▶ **Aim of the task**
Pictures do not belong in the copy, so please give every entry below again exactly.

-------- Provided information

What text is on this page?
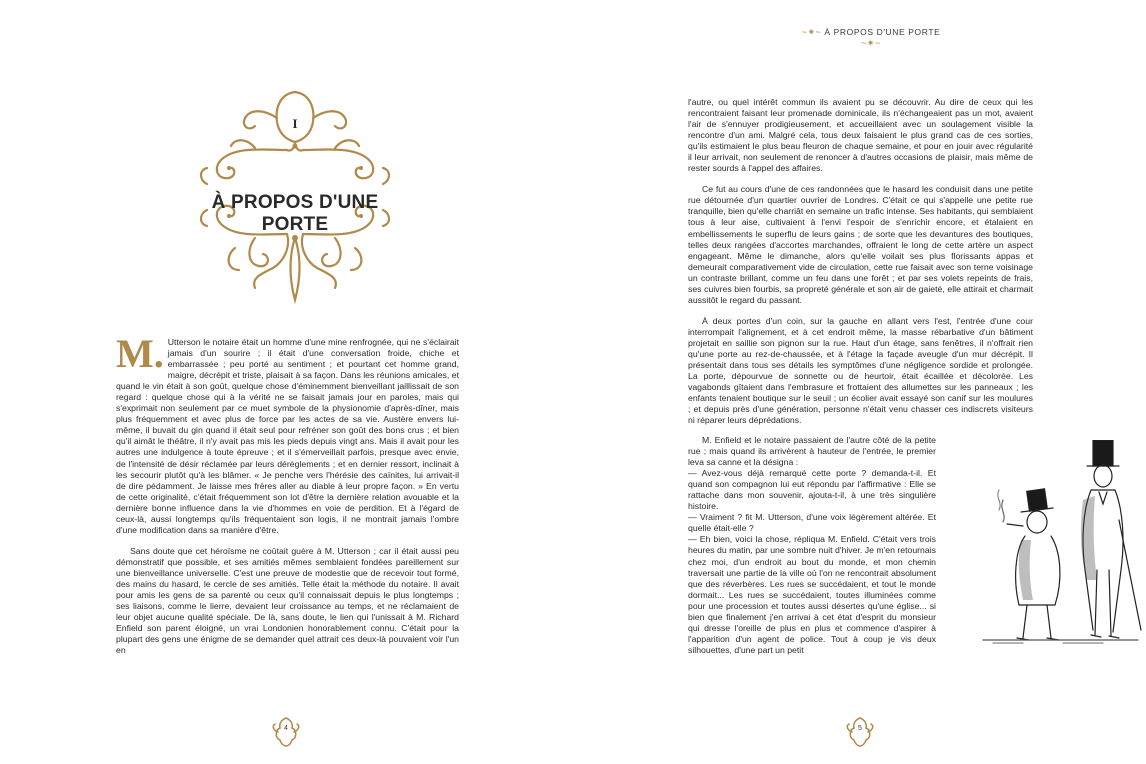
I
À PROPOS D'UNE PORTE

M. Utterson le notaire était un homme d'une mine renfrognée, qui ne s'éclairait jamais d'un sourire ; il était d'une conversation froide, chiche et embarrassée ; peu porté au sentiment ; et pourtant cet homme grand, maigre, décrépit et triste, plaisait à sa façon. Dans les réunions amicales, et quand le vin était à son goût, quelque chose d'éminemment bienveillant jaillissait de son regard : quelque chose qui à la vérité ne se faisait jamais jour en paroles, mais qui s'exprimait non seulement par ce muet symbole de la physionomie d'après-dîner, mais plus fréquemment et avec plus de force par les actes de sa vie. Austère envers lui-même, il buvait du gin quand il était seul pour refréner son goût des bons crus ; et bien qu'il aimât le théâtre, il n'y avait pas mis les pieds depuis vingt ans. Mais il avait pour les autres une indulgence à toute épreuve ; et il s'émerveillait parfois, presque avec envie, de l'intensité de désir réclamée par leurs dérèglements ; et en dernier ressort, inclinait à les secourir plutôt qu'à les blâmer. « Je penche vers l'hérésie des caïnites, lui arrivait-il de dire pédamment. Je laisse mes frères aller au diable à leur propre façon. » En vertu de cette originalité, c'était fréquemment son lot d'être la dernière relation avouable et la dernière bonne influence dans la vie d'hommes en voie de perdition. Et à l'égard de ceux-là, aussi longtemps qu'ils fréquentaient son logis, il ne montrait jamais l'ombre d'une modification dans sa manière d'être.

Sans doute que cet héroïsme ne coûtait guère à M. Utterson ; car il était aussi peu démonstratif que possible, et ses amitiés mêmes semblaient fondées pareillement sur une bienveillance universelle. C'est une preuve de modestie que de recevoir tout formé, des mains du hasard, le cercle de ses amitiés. Telle était la méthode du notaire. Il avait pour amis les gens de sa parenté ou ceux qu'il connaissait depuis le plus longtemps ; ses liaisons, comme le lierre, devaient leur croissance au temps, et ne réclamaient de leur objet aucune qualité spéciale. De là, sans doute, le lien qui l'unissait à M. Richard Enfield son parent éloigné, un vrai Londonien honorablement connu. C'était pour la plupart des gens une énigme de se demander quel attrait ces deux-là pouvaient voir l'un en

4
~⁕~ À PROPOS D'UNE PORTE ~⁕~

l'autre, ou quel intérêt commun ils avaient pu se découvrir. Au dire de ceux qui les rencontraient faisant leur promenade dominicale, ils n'échangeaient pas un mot, avaient l'air de s'ennuyer prodigieusement, et accueillaient avec un soulagement visible la rencontre d'un ami. Malgré cela, tous deux faisaient le plus grand cas de ces sorties, qu'ils estimaient le plus beau fleuron de chaque semaine, et pour en jouir avec régularité il leur arrivait, non seulement de renoncer à d'autres occasions de plaisir, mais même de rester sourds à l'appel des affaires.

Ce fut au cours d'une de ces randonnées que le hasard les conduisit dans une petite rue détournée d'un quartier ouvrier de Londres. C'était ce qui s'appelle une petite rue tranquille, bien qu'elle charriât en semaine un trafic intense. Ses habitants, qui semblaient tous à leur aise, cultivaient à l'envi l'espoir de s'enrichir encore, et étalaient en embellissements le superflu de leurs gains ; de sorte que les devantures des boutiques, telles deux rangées d'accortes marchandes, offraient le long de cette artère un aspect engageant. Même le dimanche, alors qu'elle voilait ses plus florissants appas et demeurait comparativement vide de circulation, cette rue faisait avec son terne voisinage un contraste brillant, comme un feu dans une forêt ; et par ses volets repeints de frais, ses cuivres bien fourbis, sa propreté générale et son air de gaieté, elle attirait et charmait aussitôt le regard du passant.

À deux portes d'un coin, sur la gauche en allant vers l'est, l'entrée d'une cour interrompait l'alignement, et à cet endroit même, la masse rébarbative d'un bâtiment projetait en saillie son pignon sur la rue. Haut d'un étage, sans fenêtres, il n'offrait rien qu'une porte au rez-de-chaussée, et à l'étage la façade aveugle d'un mur décrépit. Il présentait dans tous ses détails les symptômes d'une négligence sordide et prolongée. La porte, dépourvue de sonnette ou de heurtoir, était écaillée et décolorée. Les vagabonds gîtaient dans l'embrasure et frottaient des allumettes sur les panneaux ; les enfants tenaient boutique sur le seuil ; un écolier avait essayé son canif sur les moulures ; et depuis près d'une génération, personne n'était venu chasser ces indiscrets visiteurs ni réparer leurs déprédations.

M. Enfield et le notaire passaient de l'autre côté de la petite rue ; mais quand ils arrivèrent à hauteur de l'entrée, le premier leva sa canne et la désigna :

— Avez-vous déjà remarqué cette porte ? demanda-t-il. Et quand son compagnon lui eut répondu par l'affirmative : Elle se rattache dans mon souvenir, ajouta-t-il, à une très singulière histoire.

— Vraiment ? fit M. Utterson, d'une voix légèrement altérée. Et quelle était-elle ?

— Eh bien, voici la chose, répliqua M. Enfield. C'était vers trois heures du matin, par une sombre nuit d'hiver. Je m'en retournais chez moi, d'un endroit au bout du monde, et mon chemin traversait une partie de la ville où l'on ne rencontrait absolument que des réverbères. Les rues se succédaient, et tout le monde dormait... Les rues se succédaient, toutes illuminées comme pour une procession et toutes aussi désertes qu'une église... si bien que finalement j'en arrivai à cet état d'esprit du monsieur qui dresse l'oreille de plus en plus et commence d'aspirer à l'apparition d'un agent de police. Tout à coup je vis deux silhouettes, d'une part un petit

5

----------------

▶ **Answer for this exercise**
What text is on this page?
I
À PROPOS D'UNE PORTE

M. Utterson le notaire était un homme d'une mine renfrognée, qui ne s'éclairait jamais d'un sourire ; il était d'une conversation froide, chiche et embarrassée ; peu porté au sentiment ; et pourtant cet homme grand, maigre, décrépit et triste, plaisait à sa façon. Dans les réunions amicales, et quand le vin était à son goût, quelque chose d'éminemment bienveillant jaillissait de son regard : quelque chose qui à la vérité ne se faisait jamais jour en paroles, mais qui s'exprimait non seulement par ce muet symbole de la physionomie d'après-dîner, mais plus fréquemment et avec plus de force par les actes de sa vie. Austère envers lui-même, il buvait du gin quand il était seul pour refréner son goût des bons crus ; et bien qu'il aimât le théâtre, il n'y avait pas mis les pieds depuis vingt ans. Mais il avait pour les autres une indulgence à toute épreuve ; et il s'émerveillait parfois, presque avec envie, de l'intensité de désir réclamée par leurs dérèglements ; et en dernier ressort, inclinait à les secourir plutôt qu'à les blâmer. « Je penche vers l'hérésie des caïnites, lui arrivait-il de dire pédamment. Je laisse mes frères aller au diable à leur propre façon. » En vertu de cette originalité, c'était fréquemment son lot d'être la dernière relation avouable et la dernière bonne influence dans la vie d'hommes en voie de perdition. Et à l'égard de ceux-là, aussi longtemps qu'ils fréquentaient son logis, il ne montrait jamais l'ombre d'une modification dans sa manière d'être.

Sans doute que cet héroïsme ne coûtait guère à M. Utterson ; car il était aussi peu démonstratif que possible, et ses amitiés mêmes semblaient fondées pareillement sur une bienveillance universelle. C'est une preuve de modestie que de recevoir tout formé, des mains du hasard, le cercle de ses amitiés. Telle était la méthode du notaire. Il avait pour amis les gens de sa parenté ou ceux qu'il connaissait depuis le plus longtemps ; ses liaisons, comme le lierre, devaient leur croissance au temps, et ne réclamaient de leur objet aucune qualité spéciale. De là, sans doute, le lien qui l'unissait à M. Richard Enfield son parent éloigné, un vrai Londonien honorablement connu. C'était pour la plupart des gens une énigme de se demander quel attrait ces deux-là pouvaient voir l'un en

4
~⁕~ À PROPOS D'UNE PORTE ~⁕~

l'autre, ou quel intérêt commun ils avaient pu se découvrir. Au dire de ceux qui les rencontraient faisant leur promenade dominicale, ils n'échangeaient pas un mot, avaient l'air de s'ennuyer prodigieusement, et accueillaient avec un soulagement visible la rencontre d'un ami. Malgré cela, tous deux faisaient le plus grand cas de ces sorties, qu'ils estimaient le plus beau fleuron de chaque semaine, et pour en jouir avec régularité il leur arrivait, non seulement de renoncer à d'autres occasions de plaisir, mais même de rester sourds à l'appel des affaires.

Ce fut au cours d'une de ces randonnées que le hasard les conduisit dans une petite rue détournée d'un quartier ouvrier de Londres. C'était ce qui s'appelle une petite rue tranquille, bien qu'elle charriât en semaine un trafic intense. Ses habitants, qui semblaient tous à leur aise, cultivaient à l'envi l'espoir de s'enrichir encore, et étalaient en embellissements le superflu de leurs gains ; de sorte que les devantures des boutiques, telles deux rangées d'accortes marchandes, offraient le long de cette artère un aspect engageant. Même le dimanche, alors qu'elle voilait ses plus florissants appas et demeurait comparativement vide de circulation, cette rue faisait avec son terne voisinage un contraste brillant, comme un feu dans une forêt ; et par ses volets repeints de frais, ses cuivres bien fourbis, sa propreté générale et son air de gaieté, elle attirait et charmait aussitôt le regard du passant.

À deux portes d'un coin, sur la gauche en allant vers l'est, l'entrée d'une cour interrompait l'alignement, et à cet endroit même, la masse rébarbative d'un bâtiment projetait en saillie son pignon sur la rue. Haut d'un étage, sans fenêtres, il n'offrait rien qu'une porte au rez-de-chaussée, et à l'étage la façade aveugle d'un mur décrépit. Il présentait dans tous ses détails les symptômes d'une négligence sordide et prolongée. La porte, dépourvue de sonnette ou de heurtoir, était écaillée et décolorée. Les vagabonds gîtaient dans l'embrasure et frottaient des allumettes sur les panneaux ; les enfants tenaient boutique sur le seuil ; un écolier avait essayé son canif sur les moulures ; et depuis près d'une génération, personne n'était venu chasser ces indiscrets visiteurs ni réparer leurs déprédations.

M. Enfield et le notaire passaient de l'autre côté de la petite rue ; mais quand ils arrivèrent à hauteur de l'entrée, le premier leva sa canne et la désigna :

— Avez-vous déjà remarqué cette porte ? demanda-t-il. Et quand son compagnon lui eut répondu par l'affirmative : Elle se rattache dans mon souvenir, ajouta-t-il, à une très singulière histoire.

— Vraiment ? fit M. Utterson, d'une voix légèrement altérée. Et quelle était-elle ?

— Eh bien, voici la chose, répliqua M. Enfield. C'était vers trois heures du matin, par une sombre nuit d'hiver. Je m'en retournais chez moi, d'un endroit au bout du monde, et mon chemin traversait une partie de la ville où l'on ne rencontrait absolument que des réverbères. Les rues se succédaient, et tout le monde dormait... Les rues se succédaient, toutes illuminées comme pour une procession et toutes aussi désertes qu'une église... si bien que finalement j'en arrivai à cet état d'esprit du monsieur qui dresse l'oreille de plus en plus et commence d'aspirer à l'apparition d'un agent de police. Tout à coup je vis deux silhouettes, d'une part un petit

5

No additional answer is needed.